→ To be done: Pictures stay out of your copy, but everything else in the records below must be repeated exactly.

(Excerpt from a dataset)
+===+

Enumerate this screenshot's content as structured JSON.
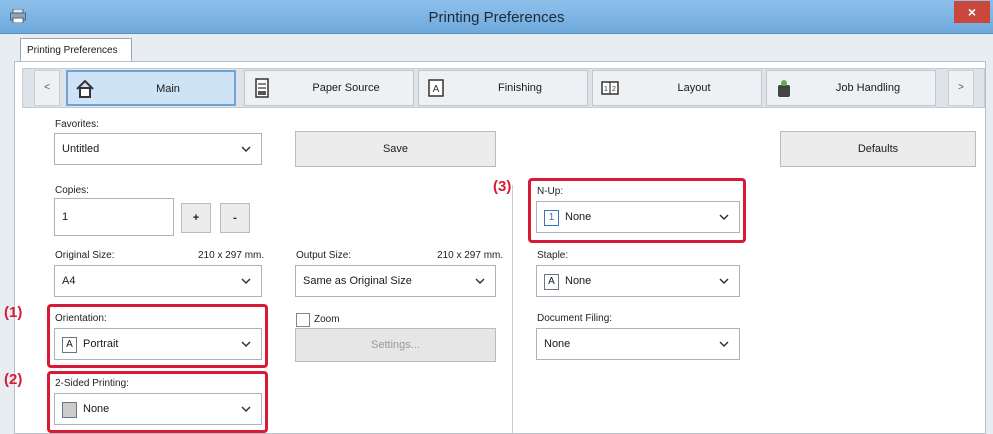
{
  "window": {
    "title": "Printing Preferences",
    "close_glyph": "×"
  },
  "outer_tab": "Printing Preferences",
  "nav": {
    "prev": "<",
    "next": ">"
  },
  "tabs": [
    {
      "label": "Main",
      "icon": "home-icon"
    },
    {
      "label": "Paper Source",
      "icon": "paper-tray-icon"
    },
    {
      "label": "Finishing",
      "icon": "finishing-icon"
    },
    {
      "label": "Layout",
      "icon": "layout-icon"
    },
    {
      "label": "Job Handling",
      "icon": "job-handling-icon"
    }
  ],
  "favorites": {
    "label": "Favorites:",
    "value": "Untitled"
  },
  "buttons": {
    "save": "Save",
    "defaults": "Defaults",
    "plus": "+",
    "minus": "-",
    "settings": "Settings..."
  },
  "copies": {
    "label": "Copies:",
    "value": "1"
  },
  "original_size": {
    "label": "Original Size:",
    "dims": "210 x 297 mm.",
    "value": "A4"
  },
  "output_size": {
    "label": "Output Size:",
    "dims": "210 x 297 mm.",
    "value": "Same as Original Size"
  },
  "orientation": {
    "label": "Orientation:",
    "value": "Portrait",
    "icon_glyph": "A"
  },
  "zoom": {
    "label": "Zoom"
  },
  "two_sided": {
    "label": "2-Sided Printing:",
    "value": "None"
  },
  "n_up": {
    "label": "N-Up:",
    "value": "None",
    "icon_glyph": "1"
  },
  "staple": {
    "label": "Staple:",
    "value": "None",
    "icon_glyph": "A"
  },
  "document_filing": {
    "label": "Document Filing:",
    "value": "None"
  },
  "callouts": {
    "c1": "(1)",
    "c2": "(2)",
    "c3": "(3)"
  },
  "colors": {
    "highlight": "#d81a36",
    "active_tab": "#cfe3f6",
    "titlebar": "#7fb4e4"
  }
}
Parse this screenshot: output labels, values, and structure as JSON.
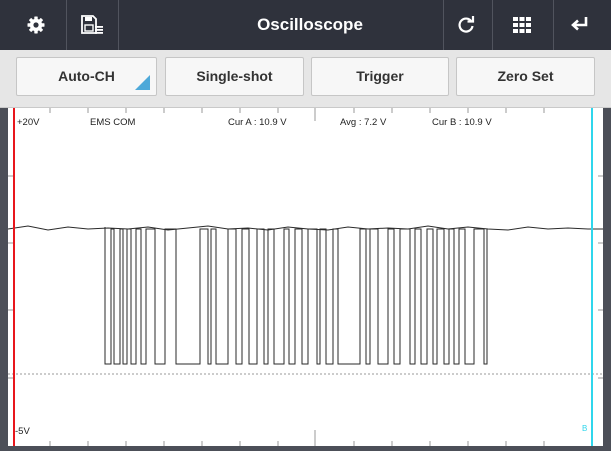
{
  "header": {
    "title": "Oscilloscope",
    "icons": [
      "gear-icon",
      "save-icon",
      "refresh-icon",
      "grid-icon",
      "back-icon"
    ]
  },
  "toolbar": {
    "buttons": [
      {
        "label": "Auto-CH"
      },
      {
        "label": "Single-shot"
      },
      {
        "label": "Trigger"
      },
      {
        "label": "Zero Set"
      }
    ]
  },
  "scope": {
    "top_voltage": "+20V",
    "bottom_voltage": "-5V",
    "channel_name": "EMS COM",
    "cursor_a": "Cur A : 10.9 V",
    "average": "Avg : 7.2 V",
    "cursor_b": "Cur B : 10.9 V",
    "cursor_b_marker": "B",
    "colors": {
      "cursor_a": "#e8161c",
      "cursor_b": "#2fd6ec",
      "accent": "#4ea9d9",
      "header": "#2f323c"
    }
  }
}
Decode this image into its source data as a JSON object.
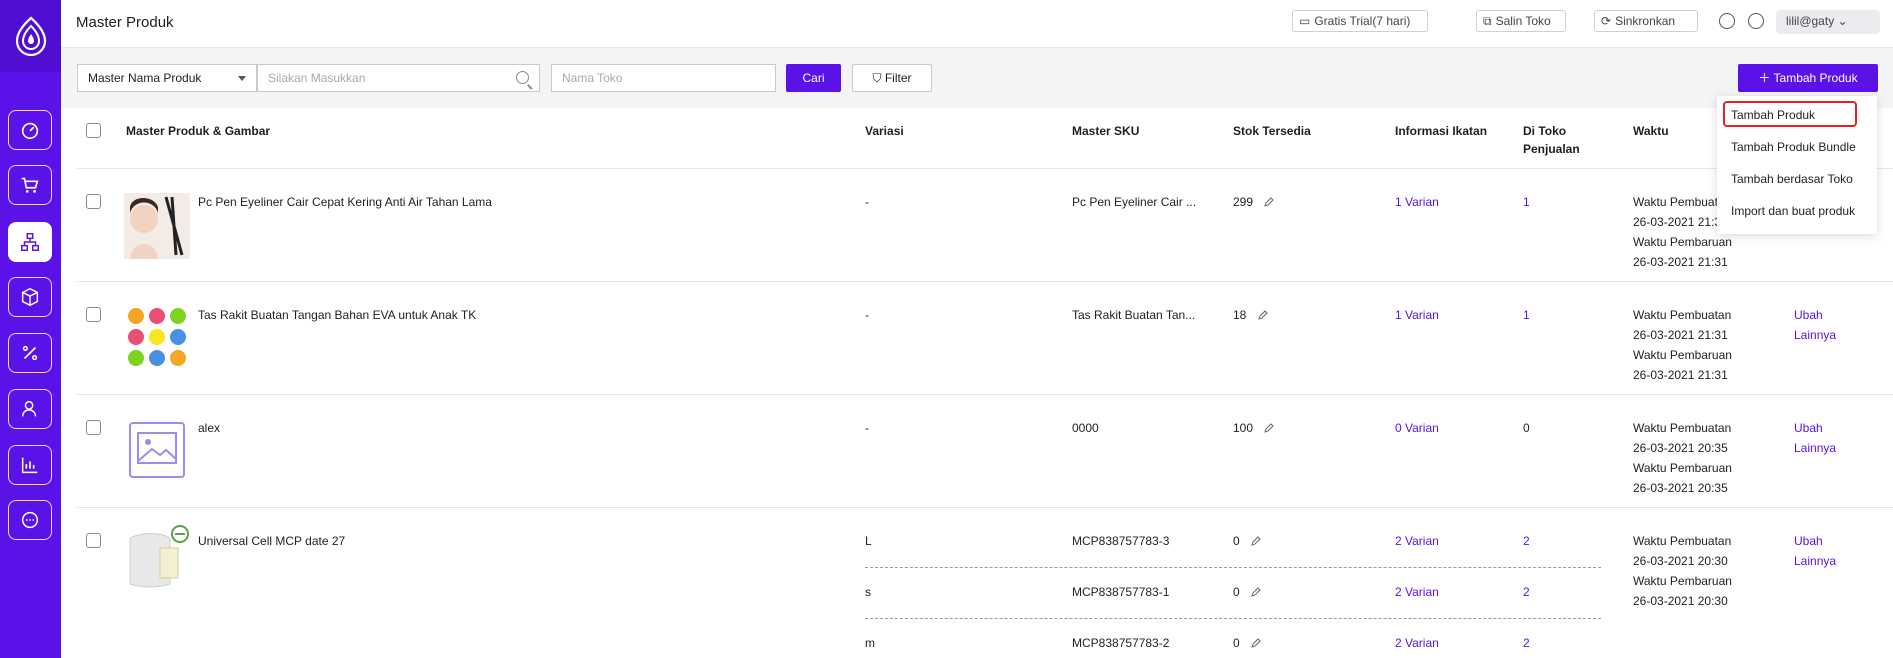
{
  "app": {
    "page_title": "Master Produk"
  },
  "topbar": {
    "trial_label": "Gratis Trial(7 hari)",
    "copy_shop_label": "Salin Toko",
    "sync_label": "Sinkronkan",
    "user_label": "lilil@gaty"
  },
  "filters": {
    "field_select": "Master Nama Produk",
    "search_placeholder": "Silakan Masukkan",
    "shop_placeholder": "Nama Toko",
    "search_button": "Cari",
    "filter_button": "Filter",
    "add_button": "Tambah Produk"
  },
  "dropdown": {
    "items": [
      "Tambah Produk",
      "Tambah Produk Bundle",
      "Tambah berdasar Toko",
      "Import dan buat produk"
    ]
  },
  "table": {
    "headers": {
      "product": "Master Produk & Gambar",
      "variation": "Variasi",
      "sku": "Master SKU",
      "stock": "Stok Tersedia",
      "binding": "Informasi Ikatan",
      "shop_line1": "Di Toko",
      "shop_line2": "Penjualan",
      "time": "Waktu"
    },
    "rows": [
      {
        "name": "Pc Pen Eyeliner Cair Cepat Kering Anti Air Tahan Lama",
        "variation": "-",
        "sku": "Pc Pen Eyeliner Cair ...",
        "stock": "299",
        "binding": "1 Varian",
        "shops": "1",
        "created_label": "Waktu Pembuatan",
        "created": "26-03-2021 21:31",
        "updated_label": "Waktu Pembaruan",
        "updated": "26-03-2021 21:31"
      },
      {
        "name": "Tas Rakit Buatan Tangan Bahan EVA untuk Anak TK",
        "variation": "-",
        "sku": "Tas Rakit Buatan Tan...",
        "stock": "18",
        "binding": "1 Varian",
        "shops": "1",
        "created_label": "Waktu Pembuatan",
        "created": "26-03-2021 21:31",
        "updated_label": "Waktu Pembaruan",
        "updated": "26-03-2021 21:31",
        "edit": "Ubah",
        "more": "Lainnya"
      },
      {
        "name": "alex",
        "variation": "-",
        "sku": "0000",
        "stock": "100",
        "binding": "0 Varian",
        "shops": "0",
        "created_label": "Waktu Pembuatan",
        "created": "26-03-2021 20:35",
        "updated_label": "Waktu Pembaruan",
        "updated": "26-03-2021 20:35",
        "edit": "Ubah",
        "more": "Lainnya"
      },
      {
        "name": "Universal Cell MCP date 27",
        "variants": [
          {
            "variation": "L",
            "sku": "MCP838757783-3",
            "stock": "0",
            "binding": "2 Varian",
            "shops": "2"
          },
          {
            "variation": "s",
            "sku": "MCP838757783-1",
            "stock": "0",
            "binding": "2 Varian",
            "shops": "2"
          },
          {
            "variation": "m",
            "sku": "MCP838757783-2",
            "stock": "0",
            "binding": "2 Varian",
            "shops": "2"
          }
        ],
        "created_label": "Waktu Pembuatan",
        "created": "26-03-2021 20:30",
        "updated_label": "Waktu Pembaruan",
        "updated": "26-03-2021 20:30",
        "edit": "Ubah",
        "more": "Lainnya"
      }
    ]
  },
  "colors": {
    "brand": "#5b12e8",
    "highlight": "#e02424"
  },
  "sidebar": {
    "icons": [
      "dashboard-icon",
      "cart-icon",
      "product-tree-icon",
      "box-icon",
      "discount-icon",
      "customer-icon",
      "chart-icon",
      "chat-icon"
    ]
  }
}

+===+

→ Correct result:
Enumerate this screenshot's content as structured JSON.
{
  "window": {
    "title": "Printing Preferences",
    "close_glyph": "×"
  },
  "outer_tab": "Printing Preferences",
  "nav": {
    "prev": "<",
    "next": ">"
  },
  "tabs": [
    {
      "label": "Main",
      "icon": "home-icon"
    },
    {
      "label": "Paper Source",
      "icon": "paper-tray-icon"
    },
    {
      "label": "Finishing",
      "icon": "finishing-icon"
    },
    {
      "label": "Layout",
      "icon": "layout-icon"
    },
    {
      "label": "Job Handling",
      "icon": "job-handling-icon"
    }
  ],
  "favorites": {
    "label": "Favorites:",
    "value": "Untitled"
  },
  "buttons": {
    "save": "Save",
    "defaults": "Defaults",
    "plus": "+",
    "minus": "-",
    "settings": "Settings..."
  },
  "copies": {
    "label": "Copies:",
    "value": "1"
  },
  "original_size": {
    "label": "Original Size:",
    "dims": "210 x 297 mm.",
    "value": "A4"
  },
  "output_size": {
    "label": "Output Size:",
    "dims": "210 x 297 mm.",
    "value": "Same as Original Size"
  },
  "orientation": {
    "label": "Orientation:",
    "value": "Portrait",
    "icon_glyph": "A"
  },
  "zoom": {
    "label": "Zoom"
  },
  "two_sided": {
    "label": "2-Sided Printing:",
    "value": "None"
  },
  "n_up": {
    "label": "N-Up:",
    "value": "None",
    "icon_glyph": "1"
  },
  "staple": {
    "label": "Staple:",
    "value": "None",
    "icon_glyph": "A"
  },
  "document_filing": {
    "label": "Document Filing:",
    "value": "None"
  },
  "callouts": {
    "c1": "(1)",
    "c2": "(2)",
    "c3": "(3)"
  },
  "colors": {
    "highlight": "#d81a36",
    "active_tab": "#cfe3f6",
    "titlebar": "#7fb4e4"
  }
}
Parse this screenshot: output labels, values, and structure as JSON.
{
  "header": {
    "title": "Oscilloscope",
    "icons": [
      "gear-icon",
      "save-icon",
      "refresh-icon",
      "grid-icon",
      "back-icon"
    ]
  },
  "toolbar": {
    "buttons": [
      {
        "label": "Auto-CH"
      },
      {
        "label": "Single-shot"
      },
      {
        "label": "Trigger"
      },
      {
        "label": "Zero Set"
      }
    ]
  },
  "scope": {
    "top_voltage": "+20V",
    "bottom_voltage": "-5V",
    "channel_name": "EMS COM",
    "cursor_a": "Cur A : 10.9 V",
    "average": "Avg : 7.2 V",
    "cursor_b": "Cur B : 10.9 V",
    "cursor_b_marker": "B",
    "colors": {
      "cursor_a": "#e8161c",
      "cursor_b": "#2fd6ec",
      "accent": "#4ea9d9",
      "header": "#2f323c"
    }
  }
}
Decode this image into its source data as a JSON object.
{
  "app": {
    "page_title": "Master Produk"
  },
  "topbar": {
    "trial_label": "Gratis Trial(7 hari)",
    "copy_shop_label": "Salin Toko",
    "sync_label": "Sinkronkan",
    "user_label": "lilil@gaty"
  },
  "filters": {
    "field_select": "Master Nama Produk",
    "search_placeholder": "Silakan Masukkan",
    "shop_placeholder": "Nama Toko",
    "search_button": "Cari",
    "filter_button": "Filter",
    "add_button": "Tambah Produk"
  },
  "dropdown": {
    "items": [
      "Tambah Produk",
      "Tambah Produk Bundle",
      "Tambah berdasar Toko",
      "Import dan buat produk"
    ]
  },
  "table": {
    "headers": {
      "product": "Master Produk & Gambar",
      "variation": "Variasi",
      "sku": "Master SKU",
      "stock": "Stok Tersedia",
      "binding": "Informasi Ikatan",
      "shop_line1": "Di Toko",
      "shop_line2": "Penjualan",
      "time": "Waktu"
    },
    "rows": [
      {
        "name": "Pc Pen Eyeliner Cair Cepat Kering Anti Air Tahan Lama",
        "variation": "-",
        "sku": "Pc Pen Eyeliner Cair ...",
        "stock": "299",
        "binding": "1 Varian",
        "shops": "1",
        "created_label": "Waktu Pembuatan",
        "created": "26-03-2021 21:31",
        "updated_label": "Waktu Pembaruan",
        "updated": "26-03-2021 21:31"
      },
      {
        "name": "Tas Rakit Buatan Tangan Bahan EVA untuk Anak TK",
        "variation": "-",
        "sku": "Tas Rakit Buatan Tan...",
        "stock": "18",
        "binding": "1 Varian",
        "shops": "1",
        "created_label": "Waktu Pembuatan",
        "created": "26-03-2021 21:31",
        "updated_label": "Waktu Pembaruan",
        "updated": "26-03-2021 21:31",
        "edit": "Ubah",
        "more": "Lainnya"
      },
      {
        "name": "alex",
        "variation": "-",
        "sku": "0000",
        "stock": "100",
        "binding": "0 Varian",
        "shops": "0",
        "created_label": "Waktu Pembuatan",
        "created": "26-03-2021 20:35",
        "updated_label": "Waktu Pembaruan",
        "updated": "26-03-2021 20:35",
        "edit": "Ubah",
        "more": "Lainnya"
      },
      {
        "name": "Universal Cell MCP date 27",
        "variants": [
          {
            "variation": "L",
            "sku": "MCP838757783-3",
            "stock": "0",
            "binding": "2 Varian",
            "shops": "2"
          },
          {
            "variation": "s",
            "sku": "MCP838757783-1",
            "stock": "0",
            "binding": "2 Varian",
            "shops": "2"
          },
          {
            "variation": "m",
            "sku": "MCP838757783-2",
            "stock": "0",
            "binding": "2 Varian",
            "shops": "2"
          }
        ],
        "created_label": "Waktu Pembuatan",
        "created": "26-03-2021 20:30",
        "updated_label": "Waktu Pembaruan",
        "updated": "26-03-2021 20:30",
        "edit": "Ubah",
        "more": "Lainnya"
      }
    ]
  },
  "colors": {
    "brand": "#5b12e8",
    "highlight": "#e02424"
  },
  "sidebar": {
    "icons": [
      "dashboard-icon",
      "cart-icon",
      "product-tree-icon",
      "box-icon",
      "discount-icon",
      "customer-icon",
      "chart-icon",
      "chat-icon"
    ]
  }
}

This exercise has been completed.